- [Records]
------------------------

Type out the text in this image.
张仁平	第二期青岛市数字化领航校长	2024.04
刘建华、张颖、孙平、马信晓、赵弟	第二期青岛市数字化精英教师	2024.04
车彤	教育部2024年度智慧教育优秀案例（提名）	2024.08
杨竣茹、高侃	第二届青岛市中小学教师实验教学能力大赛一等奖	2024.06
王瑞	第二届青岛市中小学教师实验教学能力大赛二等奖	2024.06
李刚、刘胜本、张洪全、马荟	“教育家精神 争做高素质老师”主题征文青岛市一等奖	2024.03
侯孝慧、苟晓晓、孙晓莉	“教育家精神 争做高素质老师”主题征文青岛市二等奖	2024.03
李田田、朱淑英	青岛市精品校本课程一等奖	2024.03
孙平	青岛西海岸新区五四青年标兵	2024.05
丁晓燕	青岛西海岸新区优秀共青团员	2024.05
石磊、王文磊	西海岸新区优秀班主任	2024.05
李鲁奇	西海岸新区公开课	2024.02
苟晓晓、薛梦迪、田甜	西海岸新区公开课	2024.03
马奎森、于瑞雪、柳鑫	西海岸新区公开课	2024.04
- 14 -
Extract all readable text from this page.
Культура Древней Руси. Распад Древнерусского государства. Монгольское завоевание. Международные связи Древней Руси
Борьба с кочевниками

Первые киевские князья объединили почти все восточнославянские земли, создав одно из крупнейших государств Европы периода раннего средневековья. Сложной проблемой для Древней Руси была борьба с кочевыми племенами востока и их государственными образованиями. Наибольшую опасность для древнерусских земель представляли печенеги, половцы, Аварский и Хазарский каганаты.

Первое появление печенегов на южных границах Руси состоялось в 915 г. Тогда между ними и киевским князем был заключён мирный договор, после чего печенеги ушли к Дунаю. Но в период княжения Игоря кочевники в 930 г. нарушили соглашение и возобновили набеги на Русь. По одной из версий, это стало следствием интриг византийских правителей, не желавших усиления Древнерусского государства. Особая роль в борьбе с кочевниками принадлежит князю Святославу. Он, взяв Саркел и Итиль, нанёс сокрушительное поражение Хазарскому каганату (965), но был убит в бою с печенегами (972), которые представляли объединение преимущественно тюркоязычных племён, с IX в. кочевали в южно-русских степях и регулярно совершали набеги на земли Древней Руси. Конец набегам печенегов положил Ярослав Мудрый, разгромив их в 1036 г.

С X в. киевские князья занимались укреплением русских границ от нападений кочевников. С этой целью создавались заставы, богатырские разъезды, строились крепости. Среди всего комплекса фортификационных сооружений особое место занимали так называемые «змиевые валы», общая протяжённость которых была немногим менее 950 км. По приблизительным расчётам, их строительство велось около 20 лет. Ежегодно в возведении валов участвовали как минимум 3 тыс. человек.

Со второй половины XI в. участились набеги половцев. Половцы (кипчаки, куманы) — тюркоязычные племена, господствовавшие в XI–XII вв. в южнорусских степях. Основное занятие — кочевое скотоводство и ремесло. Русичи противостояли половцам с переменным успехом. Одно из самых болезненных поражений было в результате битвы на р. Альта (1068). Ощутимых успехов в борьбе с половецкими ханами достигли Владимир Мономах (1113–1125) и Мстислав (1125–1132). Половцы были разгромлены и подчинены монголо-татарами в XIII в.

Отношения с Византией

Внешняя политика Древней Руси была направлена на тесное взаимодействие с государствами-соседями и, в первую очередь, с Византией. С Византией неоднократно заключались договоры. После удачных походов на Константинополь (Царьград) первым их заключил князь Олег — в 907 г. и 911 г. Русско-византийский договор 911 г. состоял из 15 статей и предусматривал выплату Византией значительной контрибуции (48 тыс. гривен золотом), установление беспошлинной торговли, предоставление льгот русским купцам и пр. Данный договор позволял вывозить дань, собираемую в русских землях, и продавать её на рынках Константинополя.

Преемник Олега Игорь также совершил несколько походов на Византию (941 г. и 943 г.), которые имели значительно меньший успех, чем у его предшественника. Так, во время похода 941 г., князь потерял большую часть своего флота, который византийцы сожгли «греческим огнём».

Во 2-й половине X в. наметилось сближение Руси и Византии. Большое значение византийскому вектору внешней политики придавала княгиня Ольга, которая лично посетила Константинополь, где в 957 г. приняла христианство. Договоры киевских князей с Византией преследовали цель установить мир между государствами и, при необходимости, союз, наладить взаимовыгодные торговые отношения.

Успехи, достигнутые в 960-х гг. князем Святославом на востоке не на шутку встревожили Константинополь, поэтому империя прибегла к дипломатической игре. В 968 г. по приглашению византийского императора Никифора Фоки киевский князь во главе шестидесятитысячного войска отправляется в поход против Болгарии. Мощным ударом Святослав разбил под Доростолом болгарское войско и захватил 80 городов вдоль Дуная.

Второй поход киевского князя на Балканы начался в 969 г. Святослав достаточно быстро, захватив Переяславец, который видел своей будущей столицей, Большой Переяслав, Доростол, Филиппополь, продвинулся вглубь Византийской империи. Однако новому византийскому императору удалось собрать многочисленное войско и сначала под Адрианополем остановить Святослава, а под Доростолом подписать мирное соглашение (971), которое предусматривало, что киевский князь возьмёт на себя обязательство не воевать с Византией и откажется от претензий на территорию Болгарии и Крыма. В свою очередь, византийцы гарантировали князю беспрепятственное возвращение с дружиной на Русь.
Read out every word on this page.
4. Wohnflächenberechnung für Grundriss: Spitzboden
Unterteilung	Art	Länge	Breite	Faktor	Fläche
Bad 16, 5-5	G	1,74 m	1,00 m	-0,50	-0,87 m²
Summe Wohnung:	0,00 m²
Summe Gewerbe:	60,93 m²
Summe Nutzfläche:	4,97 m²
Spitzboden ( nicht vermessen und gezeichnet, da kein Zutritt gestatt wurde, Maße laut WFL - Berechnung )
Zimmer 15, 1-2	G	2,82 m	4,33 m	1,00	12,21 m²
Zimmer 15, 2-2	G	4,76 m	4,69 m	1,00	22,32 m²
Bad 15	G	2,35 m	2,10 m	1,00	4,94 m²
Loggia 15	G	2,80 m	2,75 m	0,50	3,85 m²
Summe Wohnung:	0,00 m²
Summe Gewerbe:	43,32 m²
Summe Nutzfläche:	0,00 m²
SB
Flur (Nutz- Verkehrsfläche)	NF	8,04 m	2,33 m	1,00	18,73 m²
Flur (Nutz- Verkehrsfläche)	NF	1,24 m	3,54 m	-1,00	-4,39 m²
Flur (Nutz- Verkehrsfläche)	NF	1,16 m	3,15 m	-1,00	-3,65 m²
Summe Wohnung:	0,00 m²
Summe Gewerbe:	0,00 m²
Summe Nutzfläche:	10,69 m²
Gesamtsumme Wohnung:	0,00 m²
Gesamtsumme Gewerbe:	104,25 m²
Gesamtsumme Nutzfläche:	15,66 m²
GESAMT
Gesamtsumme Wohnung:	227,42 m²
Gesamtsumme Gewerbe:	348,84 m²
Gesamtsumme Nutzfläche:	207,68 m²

------------------------

- [YOUR GOAL] Pick out every line of the listing containing the word "Nutzfläche", and show those lines.

- [RESULT FOR THIS TASK]
Summe Nutzfläche:	4,97 m²
Summe Nutzfläche:	0,00 m²
Summe Nutzfläche:	10,69 m²
Gesamtsumme Nutzfläche:	15,66 m²
Gesamtsumme Nutzfläche:	207,68 m²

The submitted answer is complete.